## DESCRIPTION OF THE TASK
Retype the data below exactly, beginning with its first line and continuing through the line that contains "745, 597, 789]".

Records from a data collection
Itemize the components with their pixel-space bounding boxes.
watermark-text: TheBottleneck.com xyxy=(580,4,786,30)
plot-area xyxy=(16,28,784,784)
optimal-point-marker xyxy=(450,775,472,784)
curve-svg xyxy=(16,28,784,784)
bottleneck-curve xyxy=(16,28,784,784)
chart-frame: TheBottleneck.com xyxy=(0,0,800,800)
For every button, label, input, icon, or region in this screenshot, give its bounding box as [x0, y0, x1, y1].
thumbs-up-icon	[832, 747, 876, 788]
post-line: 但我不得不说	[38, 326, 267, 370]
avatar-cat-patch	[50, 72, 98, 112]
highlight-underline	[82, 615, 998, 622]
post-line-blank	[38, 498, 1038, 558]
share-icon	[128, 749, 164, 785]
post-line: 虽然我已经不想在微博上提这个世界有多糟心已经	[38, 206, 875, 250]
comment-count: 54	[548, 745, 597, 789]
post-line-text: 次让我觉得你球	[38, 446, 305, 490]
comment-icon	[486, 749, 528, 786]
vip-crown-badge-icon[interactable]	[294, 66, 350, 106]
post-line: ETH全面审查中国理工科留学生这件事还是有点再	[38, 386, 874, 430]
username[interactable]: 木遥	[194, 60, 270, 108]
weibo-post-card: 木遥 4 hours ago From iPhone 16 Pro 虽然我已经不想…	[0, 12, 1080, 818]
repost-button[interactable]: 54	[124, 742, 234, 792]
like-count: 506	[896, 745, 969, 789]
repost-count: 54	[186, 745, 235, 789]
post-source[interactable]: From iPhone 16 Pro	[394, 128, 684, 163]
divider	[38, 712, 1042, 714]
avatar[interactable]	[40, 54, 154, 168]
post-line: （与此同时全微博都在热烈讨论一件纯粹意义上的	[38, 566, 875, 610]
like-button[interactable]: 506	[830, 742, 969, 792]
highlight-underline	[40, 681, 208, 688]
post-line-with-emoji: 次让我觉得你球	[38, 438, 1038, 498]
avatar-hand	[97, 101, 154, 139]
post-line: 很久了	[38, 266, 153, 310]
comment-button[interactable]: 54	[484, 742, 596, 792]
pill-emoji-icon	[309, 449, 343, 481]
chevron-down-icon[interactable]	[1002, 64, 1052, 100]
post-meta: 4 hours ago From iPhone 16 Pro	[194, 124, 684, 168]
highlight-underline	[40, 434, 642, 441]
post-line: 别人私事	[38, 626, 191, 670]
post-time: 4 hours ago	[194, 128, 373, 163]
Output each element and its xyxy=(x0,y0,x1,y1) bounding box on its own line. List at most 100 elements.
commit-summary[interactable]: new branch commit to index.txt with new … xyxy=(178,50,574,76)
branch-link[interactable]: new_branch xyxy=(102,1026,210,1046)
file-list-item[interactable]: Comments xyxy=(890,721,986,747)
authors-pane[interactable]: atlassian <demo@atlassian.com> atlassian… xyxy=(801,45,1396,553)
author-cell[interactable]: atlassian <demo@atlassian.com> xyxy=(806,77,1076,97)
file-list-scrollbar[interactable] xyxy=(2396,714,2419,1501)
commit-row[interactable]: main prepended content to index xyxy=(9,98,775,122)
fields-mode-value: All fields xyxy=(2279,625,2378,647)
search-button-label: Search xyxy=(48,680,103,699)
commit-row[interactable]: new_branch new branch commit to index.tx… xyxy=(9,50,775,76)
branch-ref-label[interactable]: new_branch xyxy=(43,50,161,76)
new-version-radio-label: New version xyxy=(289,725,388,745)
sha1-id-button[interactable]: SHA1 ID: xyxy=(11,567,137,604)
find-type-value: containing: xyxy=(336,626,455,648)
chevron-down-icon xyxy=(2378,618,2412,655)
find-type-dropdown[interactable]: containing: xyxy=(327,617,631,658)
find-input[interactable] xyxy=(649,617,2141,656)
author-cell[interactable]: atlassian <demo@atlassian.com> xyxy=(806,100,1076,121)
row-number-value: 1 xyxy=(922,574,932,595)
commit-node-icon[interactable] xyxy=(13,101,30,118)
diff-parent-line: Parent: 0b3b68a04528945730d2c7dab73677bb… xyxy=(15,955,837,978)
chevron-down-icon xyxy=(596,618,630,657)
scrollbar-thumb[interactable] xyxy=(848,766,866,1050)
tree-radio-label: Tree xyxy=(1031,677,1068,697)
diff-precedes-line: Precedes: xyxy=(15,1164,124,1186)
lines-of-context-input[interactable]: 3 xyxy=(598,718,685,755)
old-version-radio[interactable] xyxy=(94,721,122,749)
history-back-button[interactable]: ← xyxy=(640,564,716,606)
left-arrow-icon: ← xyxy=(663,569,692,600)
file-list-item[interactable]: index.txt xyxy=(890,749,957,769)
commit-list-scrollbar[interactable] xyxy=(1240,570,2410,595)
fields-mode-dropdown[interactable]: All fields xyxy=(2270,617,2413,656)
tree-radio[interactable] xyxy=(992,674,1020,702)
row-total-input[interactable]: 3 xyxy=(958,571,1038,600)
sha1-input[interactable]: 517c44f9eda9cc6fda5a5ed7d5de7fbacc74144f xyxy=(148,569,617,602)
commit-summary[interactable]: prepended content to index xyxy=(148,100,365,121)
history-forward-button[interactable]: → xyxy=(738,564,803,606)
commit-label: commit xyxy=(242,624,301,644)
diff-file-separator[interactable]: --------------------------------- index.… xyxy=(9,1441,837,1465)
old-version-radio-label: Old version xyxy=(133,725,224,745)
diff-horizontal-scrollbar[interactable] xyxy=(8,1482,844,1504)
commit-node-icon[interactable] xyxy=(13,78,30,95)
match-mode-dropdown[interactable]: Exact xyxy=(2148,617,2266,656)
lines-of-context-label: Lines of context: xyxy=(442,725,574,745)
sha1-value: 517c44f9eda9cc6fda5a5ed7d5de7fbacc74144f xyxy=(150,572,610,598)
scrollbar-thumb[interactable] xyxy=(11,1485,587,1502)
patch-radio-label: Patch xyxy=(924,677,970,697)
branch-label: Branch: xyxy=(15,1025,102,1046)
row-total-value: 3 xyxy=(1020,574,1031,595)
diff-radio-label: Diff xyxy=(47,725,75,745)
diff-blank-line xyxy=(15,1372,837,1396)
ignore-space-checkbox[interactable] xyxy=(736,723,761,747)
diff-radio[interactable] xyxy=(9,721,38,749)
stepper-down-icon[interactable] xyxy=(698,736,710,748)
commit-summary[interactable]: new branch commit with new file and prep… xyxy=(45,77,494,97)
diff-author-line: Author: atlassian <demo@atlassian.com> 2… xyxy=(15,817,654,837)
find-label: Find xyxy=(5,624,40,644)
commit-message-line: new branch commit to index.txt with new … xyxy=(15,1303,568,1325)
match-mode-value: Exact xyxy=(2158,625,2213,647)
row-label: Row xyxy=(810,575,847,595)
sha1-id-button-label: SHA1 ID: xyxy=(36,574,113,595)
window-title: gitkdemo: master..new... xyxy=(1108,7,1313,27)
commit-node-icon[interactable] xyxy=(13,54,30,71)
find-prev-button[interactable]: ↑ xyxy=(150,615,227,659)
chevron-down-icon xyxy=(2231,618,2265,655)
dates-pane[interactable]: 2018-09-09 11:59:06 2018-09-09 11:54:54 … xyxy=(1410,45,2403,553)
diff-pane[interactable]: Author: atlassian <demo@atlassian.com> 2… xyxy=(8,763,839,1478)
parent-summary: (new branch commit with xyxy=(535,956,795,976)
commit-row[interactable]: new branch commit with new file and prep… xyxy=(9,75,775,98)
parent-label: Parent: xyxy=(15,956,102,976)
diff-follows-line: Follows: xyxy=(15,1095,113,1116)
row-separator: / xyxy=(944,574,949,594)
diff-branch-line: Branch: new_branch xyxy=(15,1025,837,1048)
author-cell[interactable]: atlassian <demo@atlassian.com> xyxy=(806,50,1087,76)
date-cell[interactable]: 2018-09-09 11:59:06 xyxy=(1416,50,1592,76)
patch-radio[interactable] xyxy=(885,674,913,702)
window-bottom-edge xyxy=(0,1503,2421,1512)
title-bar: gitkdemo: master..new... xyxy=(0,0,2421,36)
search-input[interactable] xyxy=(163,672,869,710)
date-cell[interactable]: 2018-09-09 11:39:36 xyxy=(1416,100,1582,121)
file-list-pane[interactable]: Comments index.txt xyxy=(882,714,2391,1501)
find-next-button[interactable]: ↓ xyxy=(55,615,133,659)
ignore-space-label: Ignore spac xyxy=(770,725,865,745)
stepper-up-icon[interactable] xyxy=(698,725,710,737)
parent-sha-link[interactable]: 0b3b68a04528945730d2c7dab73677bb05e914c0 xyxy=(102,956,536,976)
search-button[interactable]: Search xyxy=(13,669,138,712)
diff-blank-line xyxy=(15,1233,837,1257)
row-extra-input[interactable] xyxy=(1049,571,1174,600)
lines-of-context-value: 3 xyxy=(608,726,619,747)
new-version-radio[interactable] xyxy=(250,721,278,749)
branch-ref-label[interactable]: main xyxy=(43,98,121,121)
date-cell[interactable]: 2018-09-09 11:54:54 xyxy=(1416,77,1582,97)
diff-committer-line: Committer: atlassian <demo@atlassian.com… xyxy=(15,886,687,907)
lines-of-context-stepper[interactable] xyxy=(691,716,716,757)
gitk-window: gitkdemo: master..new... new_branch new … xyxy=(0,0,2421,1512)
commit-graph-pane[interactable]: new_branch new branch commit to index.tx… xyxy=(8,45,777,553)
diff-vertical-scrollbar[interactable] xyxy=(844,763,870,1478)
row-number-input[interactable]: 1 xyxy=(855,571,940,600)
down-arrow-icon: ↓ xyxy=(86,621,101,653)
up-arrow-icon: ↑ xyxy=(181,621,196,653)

## EXERCISE OUTPUT
Itemize the components with their pixel-space bounding boxes.
watermark-text: TheBottleneck.com xyxy=(580,4,786,30)
plot-area xyxy=(16,28,784,784)
optimal-point-marker xyxy=(450,775,472,784)
curve-svg xyxy=(16,28,784,784)
bottleneck-curve xyxy=(16,28,784,784)
chart-frame: TheBottleneck.com xyxy=(0,0,800,800)
For every button, label, input, icon, or region in this screenshot, give its bounding box as [x0, y0, x1, y1].
thumbs-up-icon	[832, 747, 876, 788]
post-line: 但我不得不说	[38, 326, 267, 370]
avatar-cat-patch	[50, 72, 98, 112]
highlight-underline	[82, 615, 998, 622]
post-line-blank	[38, 498, 1038, 558]
share-icon	[128, 749, 164, 785]
post-line: 虽然我已经不想在微博上提这个世界有多糟心已经	[38, 206, 875, 250]
comment-count: 54	[548, 745, 597, 789]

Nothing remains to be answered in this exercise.